Task prompt.
Whenever a line in the data contains "Landsleuten", show that line.

Collected data
□ □ □ □

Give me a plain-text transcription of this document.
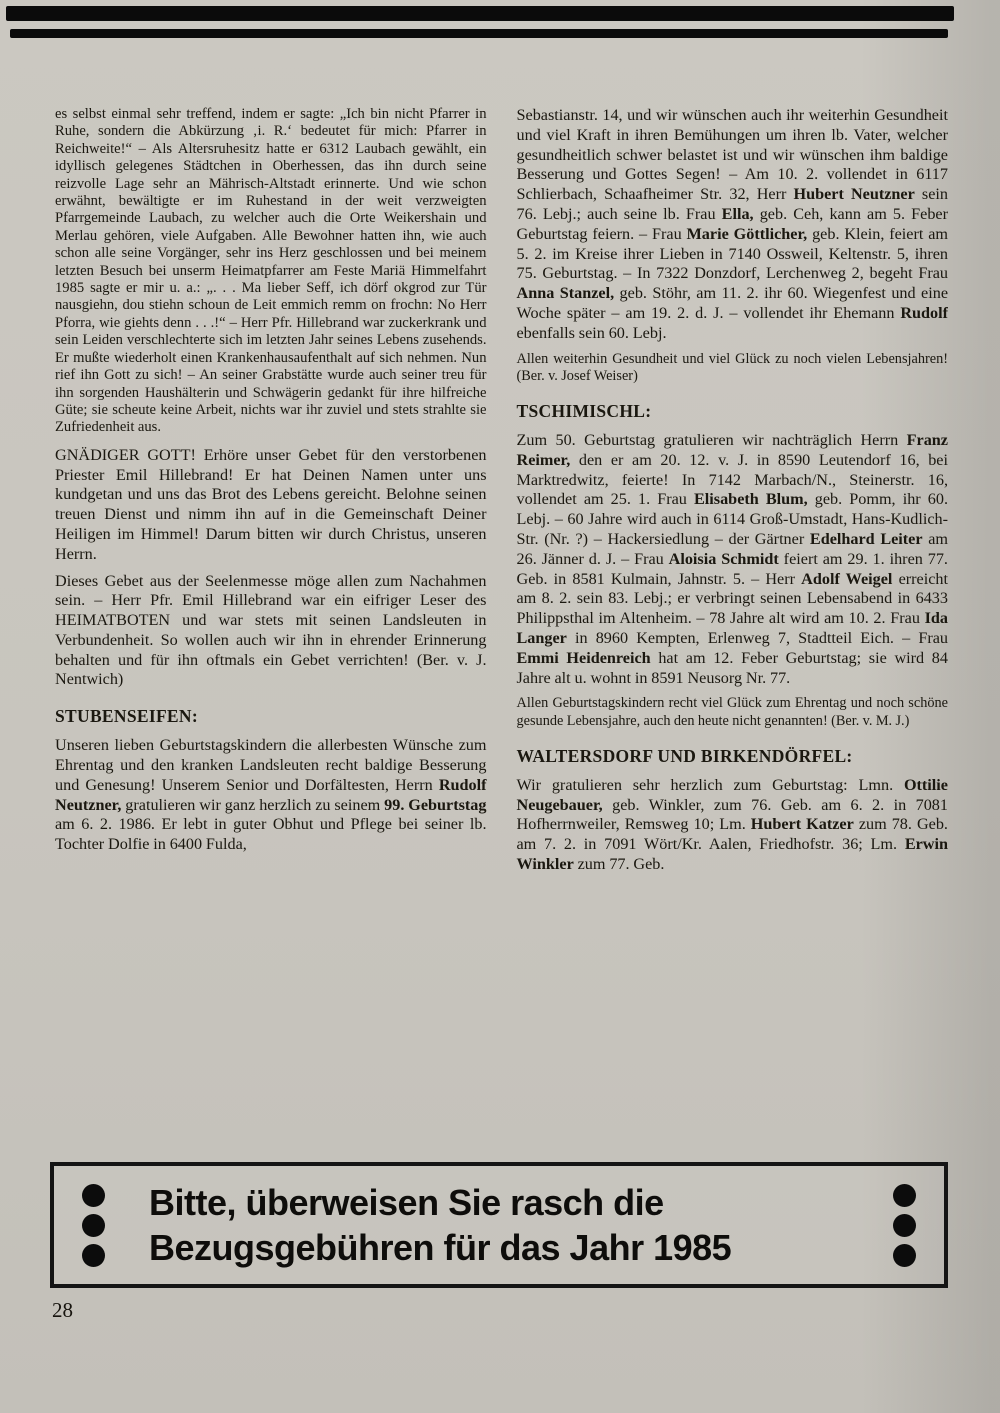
es selbst einmal sehr treffend, indem er sagte: „Ich bin nicht Pfarrer in Ruhe, sondern die Abkürzung ‚i. R.‘ bedeutet für mich: Pfarrer in Reichweite!“ – Als Altersruhesitz hatte er 6312 Laubach gewählt, ein idyllisch gelegenes Städtchen in Oberhessen, das ihn durch seine reizvolle Lage sehr an Mährisch-Altstadt erinnerte. Und wie schon erwähnt, bewältigte er im Ruhestand in der weit verzweigten Pfarrgemeinde Laubach, zu welcher auch die Orte Weikershain und Merlau gehören, viele Aufgaben. Alle Bewohner hatten ihn, wie auch schon alle seine Vorgänger, sehr ins Herz geschlossen und bei meinem letzten Besuch bei unserm Heimatpfarrer am Feste Mariä Himmelfahrt 1985 sagte er mir u. a.: „. . . Ma lieber Seff, ich dörf okgrod zur Tür nausgiehn, dou stiehn schoun de Leit emmich remm on frochn: No Herr Pforra, wie giehts denn . . .!“ – Herr Pfr. Hillebrand war zuckerkrank und sein Leiden verschlechterte sich im letzten Jahr seines Lebens zusehends. Er mußte wiederholt einen Krankenhausaufenthalt auf sich nehmen. Nun rief ihn Gott zu sich! – An seiner Grabstätte wurde auch seiner treu für ihn sorgenden Haushälterin und Schwägerin gedankt für ihre hilfreiche Güte; sie scheute keine Arbeit, nichts war ihr zuviel und stets strahlte sie Zufriedenheit aus.

GNÄDIGER GOTT! Erhöre unser Gebet für den verstorbenen Priester Emil Hillebrand! Er hat Deinen Namen unter uns kundgetan und uns das Brot des Lebens gereicht. Belohne seinen treuen Dienst und nimm ihn auf in die Gemeinschaft Deiner Heiligen im Himmel! Darum bitten wir durch Christus, unseren Herrn.

Dieses Gebet aus der Seelenmesse möge allen zum Nachahmen sein. – Herr Pfr. Emil Hillebrand war ein eifriger Leser des HEIMATBOTEN und war stets mit seinen Landsleuten in Verbundenheit. So wollen auch wir ihn in ehrender Erinnerung behalten und für ihn oftmals ein Gebet verrichten! (Ber. v. J. Nentwich)

STUBENSEIFEN:

Unseren lieben Geburtstagskindern die allerbesten Wünsche zum Ehrentag und den kranken Landsleuten recht baldige Besserung und Genesung! Unserem Senior und Dorfältesten, Herrn Rudolf Neutzner, gratulieren wir ganz herzlich zu seinem 99. Geburtstag am 6. 2. 1986. Er lebt in guter Obhut und Pflege bei seiner lb. Tochter Dolfie in 6400 Fulda,

Sebastianstr. 14, und wir wünschen auch ihr weiterhin Gesundheit und viel Kraft in ihren Bemühungen um ihren lb. Vater, welcher gesundheitlich schwer belastet ist und wir wünschen ihm baldige Besserung und Gottes Segen! – Am 10. 2. vollendet in 6117 Schlierbach, Schaafheimer Str. 32, Herr Hubert Neutzner sein 76. Lebj.; auch seine lb. Frau Ella, geb. Ceh, kann am 5. Feber Geburtstag feiern. – Frau Marie Göttlicher, geb. Klein, feiert am 5. 2. im Kreise ihrer Lieben in 7140 Ossweil, Keltenstr. 5, ihren 75. Geburtstag. – In 7322 Donzdorf, Lerchenweg 2, begeht Frau Anna Stanzel, geb. Stöhr, am 11. 2. ihr 60. Wiegenfest und eine Woche später – am 19. 2. d. J. – vollendet ihr Ehemann Rudolf ebenfalls sein 60. Lebj.

Allen weiterhin Gesundheit und viel Glück zu noch vielen Lebensjahren! (Ber. v. Josef Weiser)

TSCHIMISCHL:

Zum 50. Geburtstag gratulieren wir nachträglich Herrn Franz Reimer, den er am 20. 12. v. J. in 8590 Leutendorf 16, bei Marktredwitz, feierte! In 7142 Marbach/N., Steinerstr. 16, vollendet am 25. 1. Frau Elisabeth Blum, geb. Pomm, ihr 60. Lebj. – 60 Jahre wird auch in 6114 Groß-Umstadt, Hans-Kudlich-Str. (Nr. ?) – Hackersiedlung – der Gärtner Edelhard Leiter am 26. Jänner d. J. – Frau Aloisia Schmidt feiert am 29. 1. ihren 77. Geb. in 8581 Kulmain, Jahnstr. 5. – Herr Adolf Weigel erreicht am 8. 2. sein 83. Lebj.; er verbringt seinen Lebensabend in 6433 Philippsthal im Altenheim. – 78 Jahre alt wird am 10. 2. Frau Ida Langer in 8960 Kempten, Erlenweg 7, Stadtteil Eich. – Frau Emmi Heidenreich hat am 12. Feber Geburtstag; sie wird 84 Jahre alt u. wohnt in 8591 Neusorg Nr. 77.

Allen Geburtstagskindern recht viel Glück zum Ehrentag und noch schöne gesunde Lebensjahre, auch den heute nicht genannten! (Ber. v. M. J.)

WALTERSDORF UND BIRKENDÖRFEL:

Wir gratulieren sehr herzlich zum Geburtstag: Lmn. Ottilie Neugebauer, geb. Winkler, zum 76. Geb. am 6. 2. in 7081 Hofherrnweiler, Remsweg 10; Lm. Hubert Katzer zum 78. Geb. am 7. 2. in 7091 Wört/Kr. Aalen, Friedhofstr. 36; Lm. Erwin Winkler zum 77. Geb.

Bitte, überweisen Sie rasch die
Bezugsgebühren für das Jahr 1985
28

□ □ □ □

Result below.
Dieses Gebet aus der Seelenmesse möge allen zum Nachahmen sein. – Herr Pfr. Emil Hillebrand war ein eifriger Leser des HEIMATBOTEN und war stets mit seinen Landsleuten in Verbundenheit. So wollen auch wir ihn in ehrender Erinnerung behalten und für ihn oftmals ein Gebet verrichten! (Ber. v. J. Nentwich)
Unseren lieben Geburtstagskindern die allerbesten Wünsche zum Ehrentag und den kranken Landsleuten recht baldige Besserung und Genesung! Unserem Senior und Dorfältesten, Herrn Rudolf Neutzner, gratulieren wir ganz herzlich zu seinem 99. Geburtstag am 6. 2. 1986. Er lebt in guter Obhut und Pflege bei seiner lb. Tochter Dolfie in 6400 Fulda,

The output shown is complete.